## [Exercise description]
Each line holding the word "Sighting" counts once; give the total and nothing more.

## [Input data]
------------------------------------------------

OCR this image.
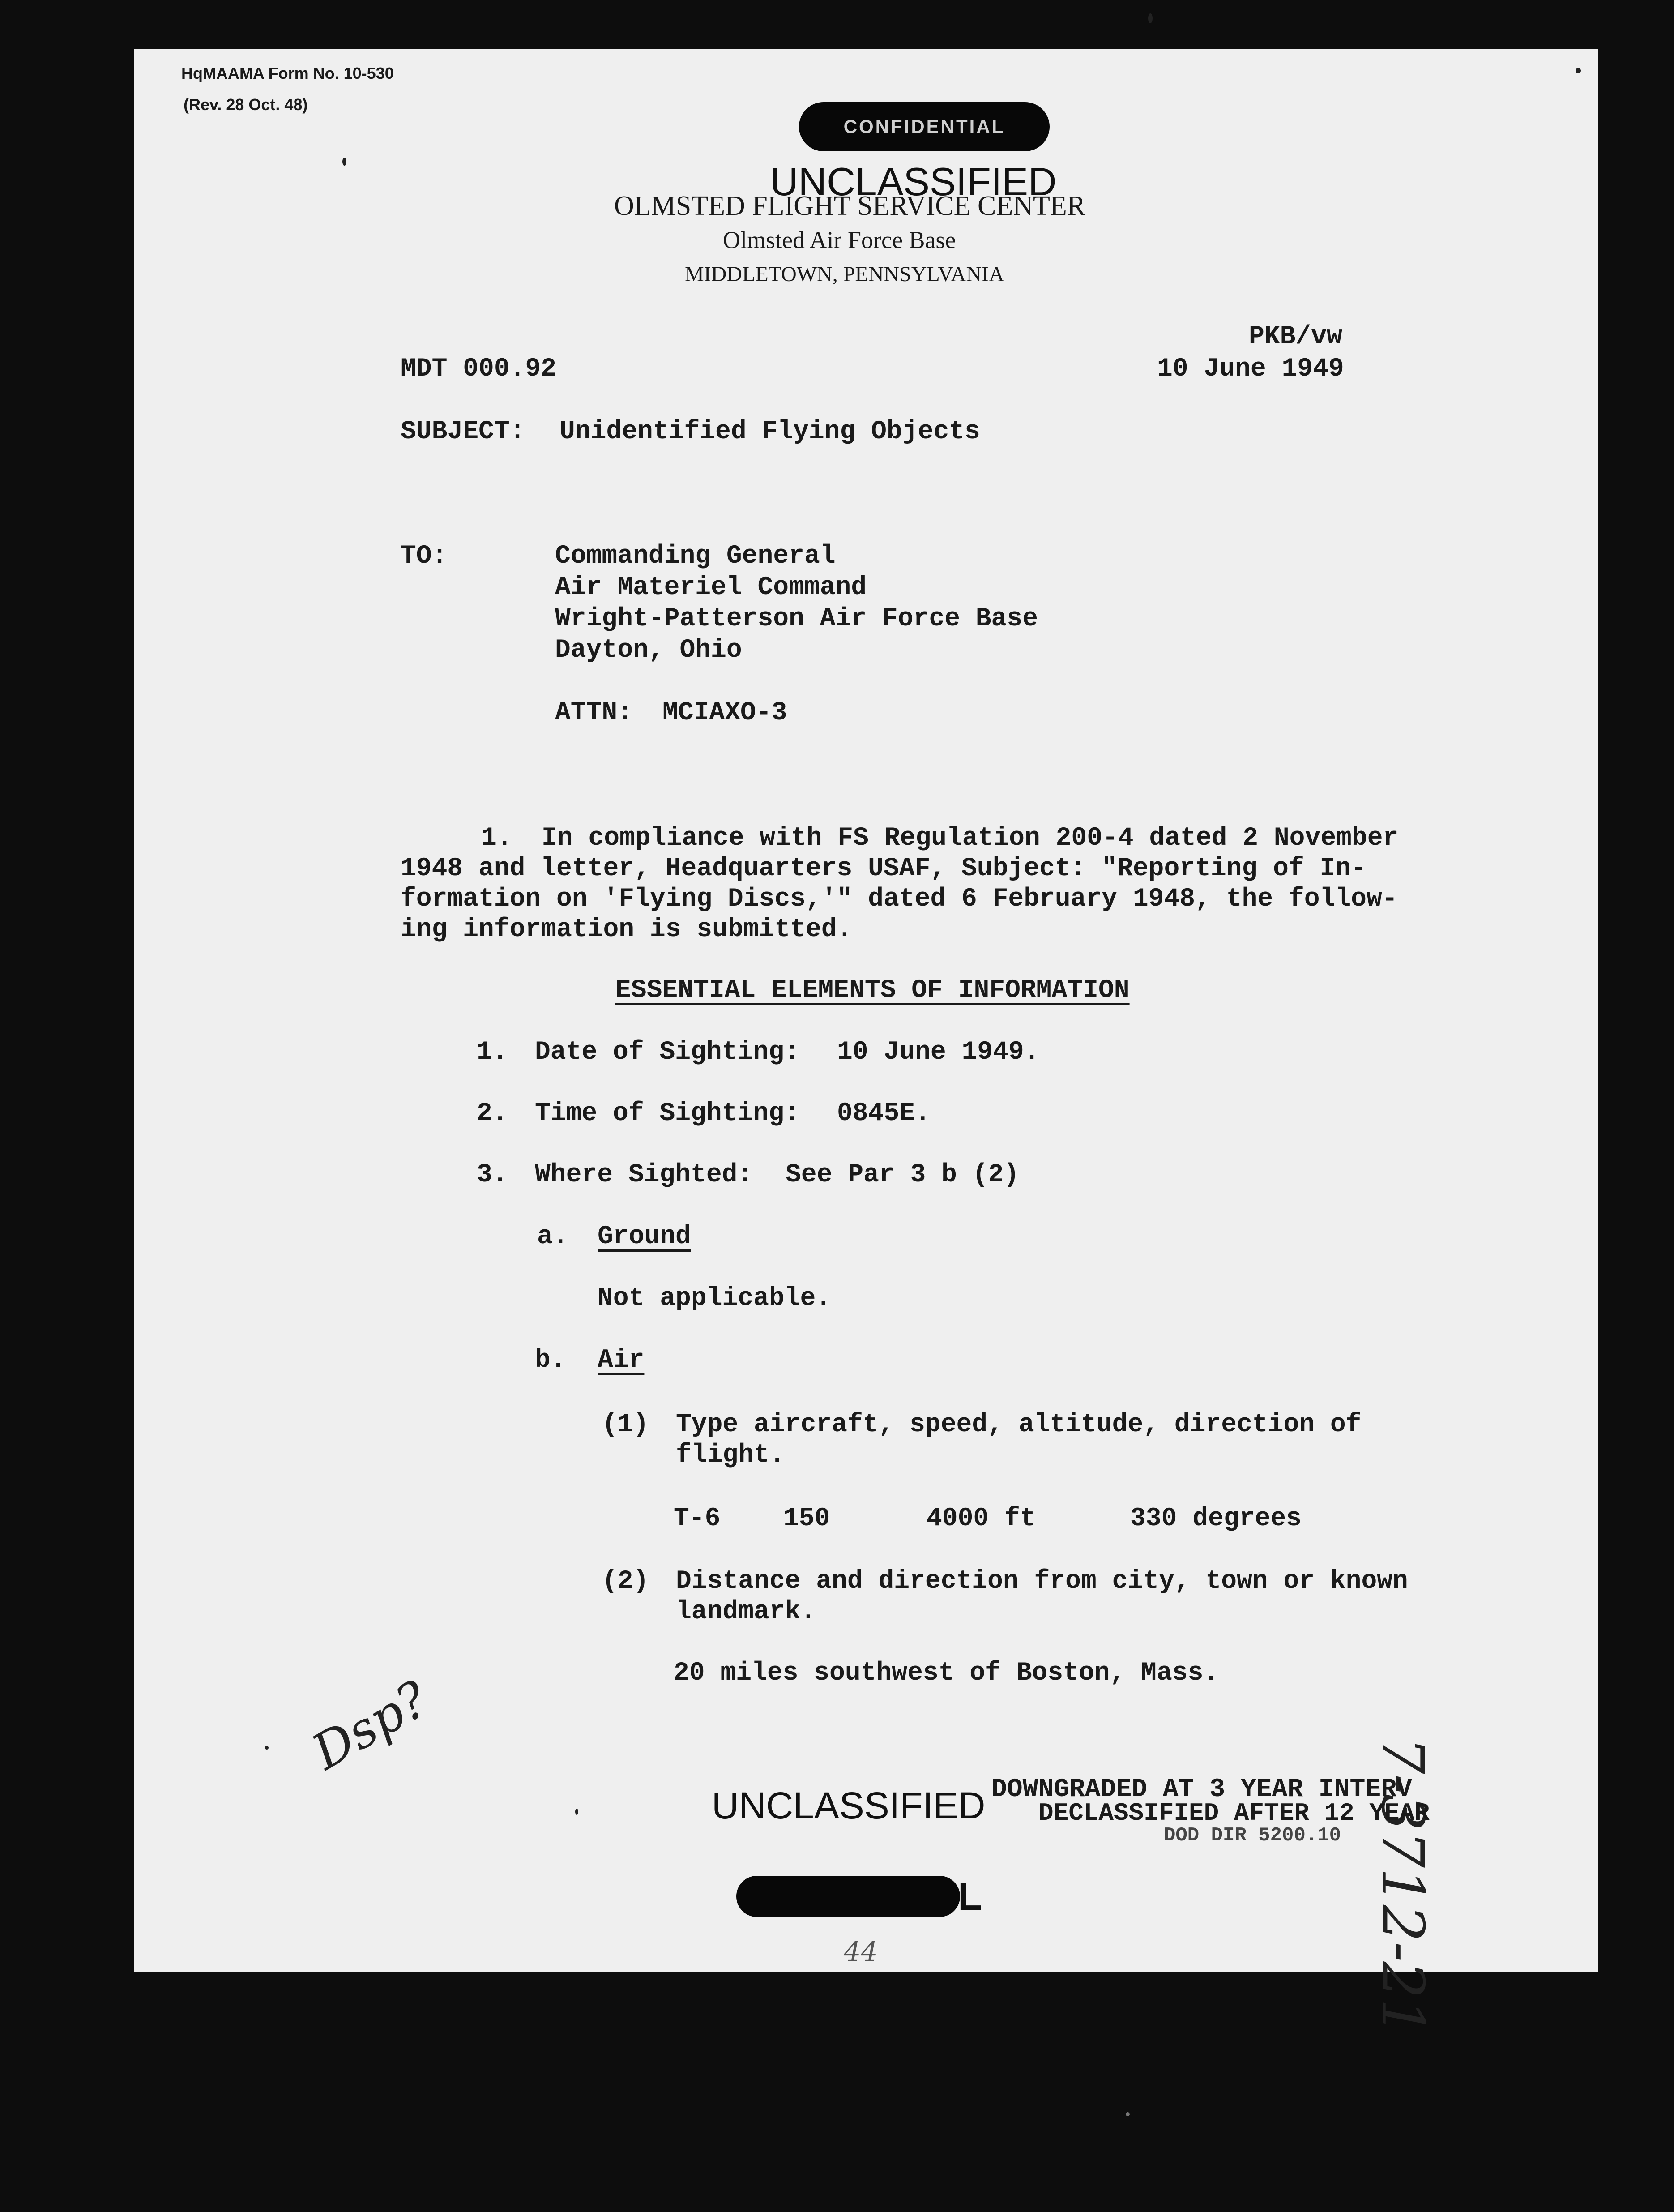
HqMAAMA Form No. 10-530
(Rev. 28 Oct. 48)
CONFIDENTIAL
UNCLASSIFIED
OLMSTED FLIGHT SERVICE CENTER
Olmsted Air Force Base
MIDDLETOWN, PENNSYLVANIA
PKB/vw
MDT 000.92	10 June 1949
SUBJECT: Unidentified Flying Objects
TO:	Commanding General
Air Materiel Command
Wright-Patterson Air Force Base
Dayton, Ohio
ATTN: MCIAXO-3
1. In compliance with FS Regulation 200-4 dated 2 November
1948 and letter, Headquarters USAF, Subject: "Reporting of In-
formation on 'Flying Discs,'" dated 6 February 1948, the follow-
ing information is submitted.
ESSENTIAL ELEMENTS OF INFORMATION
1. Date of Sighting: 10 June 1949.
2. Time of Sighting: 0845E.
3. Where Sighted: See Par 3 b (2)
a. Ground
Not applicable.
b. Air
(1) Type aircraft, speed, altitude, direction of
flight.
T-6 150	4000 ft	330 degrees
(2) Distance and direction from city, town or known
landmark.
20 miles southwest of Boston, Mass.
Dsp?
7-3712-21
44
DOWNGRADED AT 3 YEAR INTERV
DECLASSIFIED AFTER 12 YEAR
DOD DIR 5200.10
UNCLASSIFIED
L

------------------------------------------------

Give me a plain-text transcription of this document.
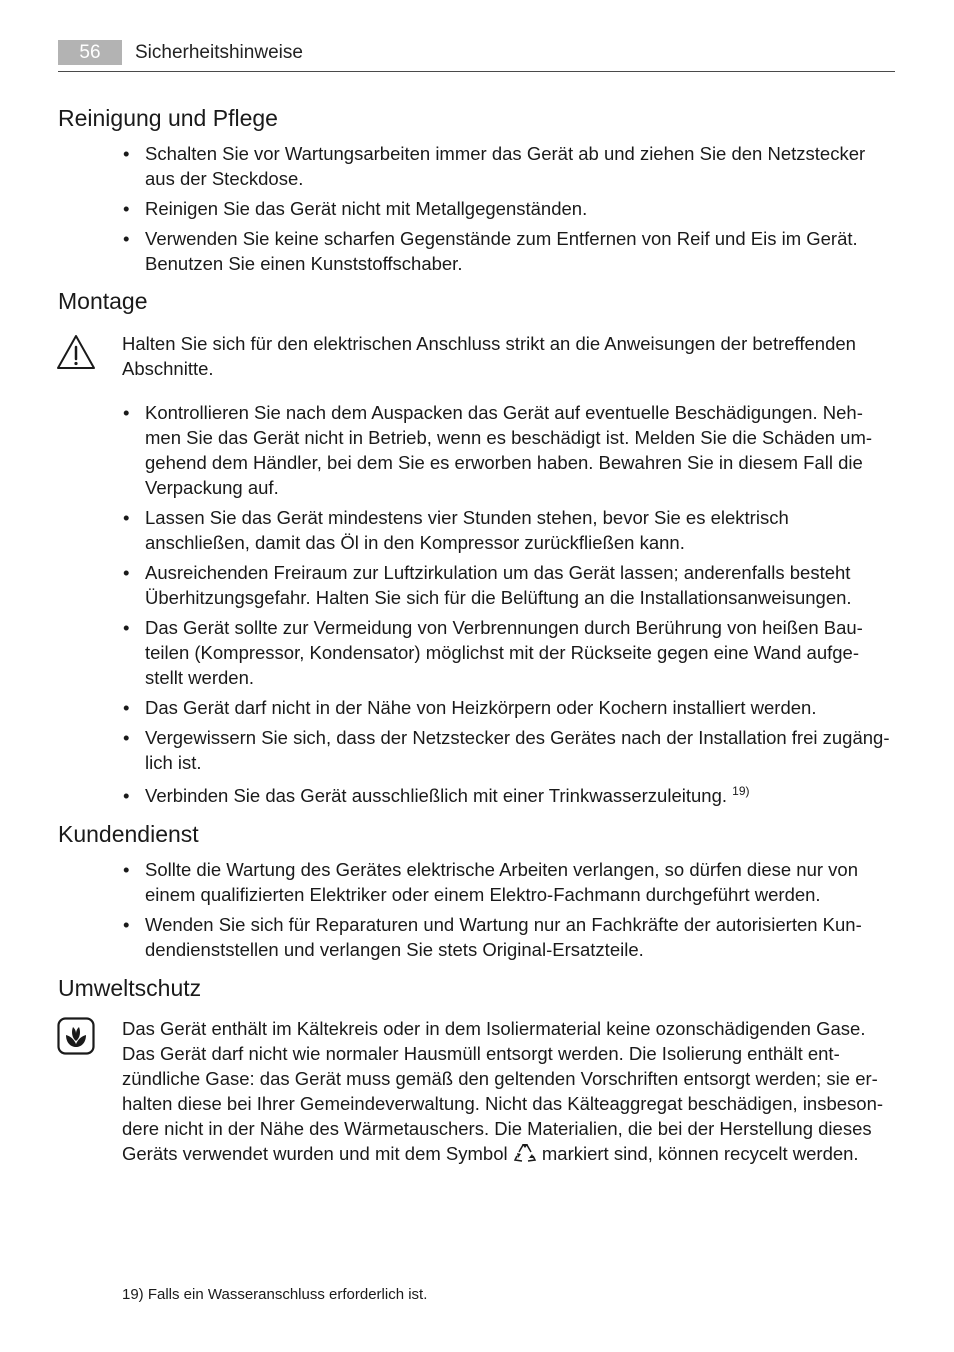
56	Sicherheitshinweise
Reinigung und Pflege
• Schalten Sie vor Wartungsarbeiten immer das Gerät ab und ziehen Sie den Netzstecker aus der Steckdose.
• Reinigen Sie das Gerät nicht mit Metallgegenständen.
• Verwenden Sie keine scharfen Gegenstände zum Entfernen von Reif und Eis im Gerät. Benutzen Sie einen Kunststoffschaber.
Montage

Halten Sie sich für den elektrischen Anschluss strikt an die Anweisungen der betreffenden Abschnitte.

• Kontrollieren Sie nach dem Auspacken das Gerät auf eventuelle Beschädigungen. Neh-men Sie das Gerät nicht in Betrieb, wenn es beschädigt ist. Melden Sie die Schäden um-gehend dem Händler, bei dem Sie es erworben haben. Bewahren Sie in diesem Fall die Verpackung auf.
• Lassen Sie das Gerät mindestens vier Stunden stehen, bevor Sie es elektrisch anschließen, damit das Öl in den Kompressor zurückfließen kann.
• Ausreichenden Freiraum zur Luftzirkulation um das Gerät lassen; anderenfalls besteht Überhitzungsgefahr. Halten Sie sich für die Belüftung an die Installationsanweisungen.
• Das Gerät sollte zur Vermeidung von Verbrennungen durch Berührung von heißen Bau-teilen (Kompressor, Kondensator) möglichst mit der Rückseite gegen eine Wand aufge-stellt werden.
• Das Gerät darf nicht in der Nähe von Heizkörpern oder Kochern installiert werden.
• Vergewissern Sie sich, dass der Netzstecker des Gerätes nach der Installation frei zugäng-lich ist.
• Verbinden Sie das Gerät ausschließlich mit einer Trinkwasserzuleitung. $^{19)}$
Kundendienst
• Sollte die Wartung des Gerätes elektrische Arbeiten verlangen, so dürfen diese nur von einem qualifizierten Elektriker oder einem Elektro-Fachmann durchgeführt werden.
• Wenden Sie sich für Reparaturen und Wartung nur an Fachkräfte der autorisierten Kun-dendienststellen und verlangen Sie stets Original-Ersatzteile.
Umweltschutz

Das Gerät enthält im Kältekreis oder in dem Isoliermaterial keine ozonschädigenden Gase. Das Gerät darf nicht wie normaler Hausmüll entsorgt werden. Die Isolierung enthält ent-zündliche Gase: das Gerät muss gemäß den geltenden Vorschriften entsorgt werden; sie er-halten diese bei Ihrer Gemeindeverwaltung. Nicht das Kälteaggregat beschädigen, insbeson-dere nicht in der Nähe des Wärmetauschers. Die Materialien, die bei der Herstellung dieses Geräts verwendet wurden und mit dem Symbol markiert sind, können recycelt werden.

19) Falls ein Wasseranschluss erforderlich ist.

------------------------------------------------

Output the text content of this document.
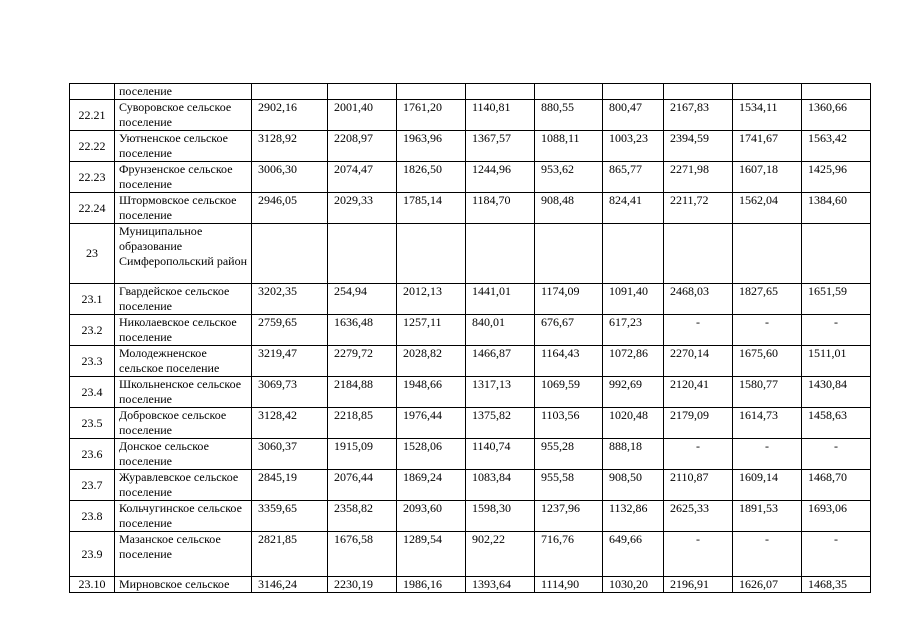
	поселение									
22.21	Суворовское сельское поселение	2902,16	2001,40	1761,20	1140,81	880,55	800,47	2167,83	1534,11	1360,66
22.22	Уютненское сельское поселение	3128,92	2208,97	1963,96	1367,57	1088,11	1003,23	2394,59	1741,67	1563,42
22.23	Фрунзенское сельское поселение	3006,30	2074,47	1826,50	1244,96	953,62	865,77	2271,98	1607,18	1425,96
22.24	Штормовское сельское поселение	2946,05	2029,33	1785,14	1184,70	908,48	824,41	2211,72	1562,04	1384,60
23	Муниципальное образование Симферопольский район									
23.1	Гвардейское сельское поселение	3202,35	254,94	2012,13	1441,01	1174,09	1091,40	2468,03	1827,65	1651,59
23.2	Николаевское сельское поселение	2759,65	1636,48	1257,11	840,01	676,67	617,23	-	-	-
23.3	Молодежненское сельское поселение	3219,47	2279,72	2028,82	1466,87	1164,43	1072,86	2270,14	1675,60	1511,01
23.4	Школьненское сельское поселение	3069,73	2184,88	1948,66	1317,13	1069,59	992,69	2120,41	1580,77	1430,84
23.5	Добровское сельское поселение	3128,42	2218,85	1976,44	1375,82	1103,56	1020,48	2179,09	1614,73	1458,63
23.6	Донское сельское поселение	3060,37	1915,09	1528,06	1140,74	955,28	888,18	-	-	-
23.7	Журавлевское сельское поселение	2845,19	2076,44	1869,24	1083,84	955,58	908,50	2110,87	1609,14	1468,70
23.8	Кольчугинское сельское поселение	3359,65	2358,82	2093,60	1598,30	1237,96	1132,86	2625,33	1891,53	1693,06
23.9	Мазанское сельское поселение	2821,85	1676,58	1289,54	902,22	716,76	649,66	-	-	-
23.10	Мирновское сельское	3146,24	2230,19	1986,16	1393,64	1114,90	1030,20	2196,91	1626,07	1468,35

------------------------------------------------

## [Finished answer]
2